### [Problems to solve]
[a] Render this sentence from the documentation on defining agent outcomes into Spanish: "The grader uses a separate context window to avoid being influenced by the main agent's implementation choices."
[b] According to the documentation on defining agent outcomes, which beta header must accompany every Managed Agents API request?
[c] Proceed with the documentation on defining agent outcomes, beginning after its final sentence.

### [Excerpt]
Define outcomes

Managed AgentsDelegate work to your agent

Define outcomes

Tell the agent what 'done' looks like, and let it iterate until it gets there.

The outcome elevates a session from conversation to work. You define what the end result should look like and how to measure quality. The agent works toward that target, self-evaluating and iterating until the outcome is met.

When you define an outcome, the harness automatically provisions a grader to evaluate the artifact against a rubric. The grader uses a separate context window to avoid being influenced by the main agent's implementation choices.

The grader returns an explanation summarizing which criteria passed or failed, or confirming that the artifact satisfies the rubric. That feedback is handed back to the agent for the next iteration.

All Managed Agents API requests require the managed-agents-2026-04-01 beta header. The SDK sets the beta header automatically.

### [Dataset extract]
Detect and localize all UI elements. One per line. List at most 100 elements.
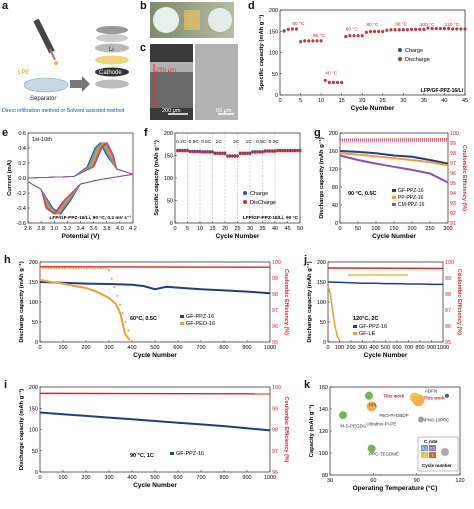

### [Results]
[a] El evaluador utiliza una ventana de contexto independiente para evitar verse influido por las decisiones de implementación del agente principal.

[b] The managed-agents-2026-04-01 beta header.

[c]
Create a rubric

A rubric is a markdown document describing per-criterion scoring. The rubric is required.

Example rubric:

# DCF Model Rubric

## Revenue Projections
- Uses historical revenue data from the last 5 fiscal years
- Projects revenue for at least 5 years forward
- Growth rate assumptions are explicitly stated and reasonable

## Cost Structure
- COGS and operating expenses are modeled separately
- Margins are consistent with historical trends or deviations are justified

## Discount Rate
- WACC is calculated with stated assumptions for cost of equity and cost of debt
- Beta, risk-free rate, and equity risk premium are sourced or justified

## Terminal Value
- Uses either perpetuity growth or exit multiple method (stated which)
- Terminal growth rate does not exceed long-term GDP growth

## Output Quality
- All figures are in a single .xlsx file with clearly labeled sheets
- Key assumptions are on a separate "Assumptions" sheet
- Sensitivity analysis on WACC and terminal growth rate is included

Pass the rubric as inline text on user.define_outcome (see the next section), or upload it through the Files API for reuse across sessions.

Uploading through the Files API requires both the managed-agents-2026-04-01 and files-api-2025-04-14 beta headers.

rubric = client.beta.files.upload(file=Path("/tmp/rubric.md"))
print(f"Uploaded rubric: {rubric.id}")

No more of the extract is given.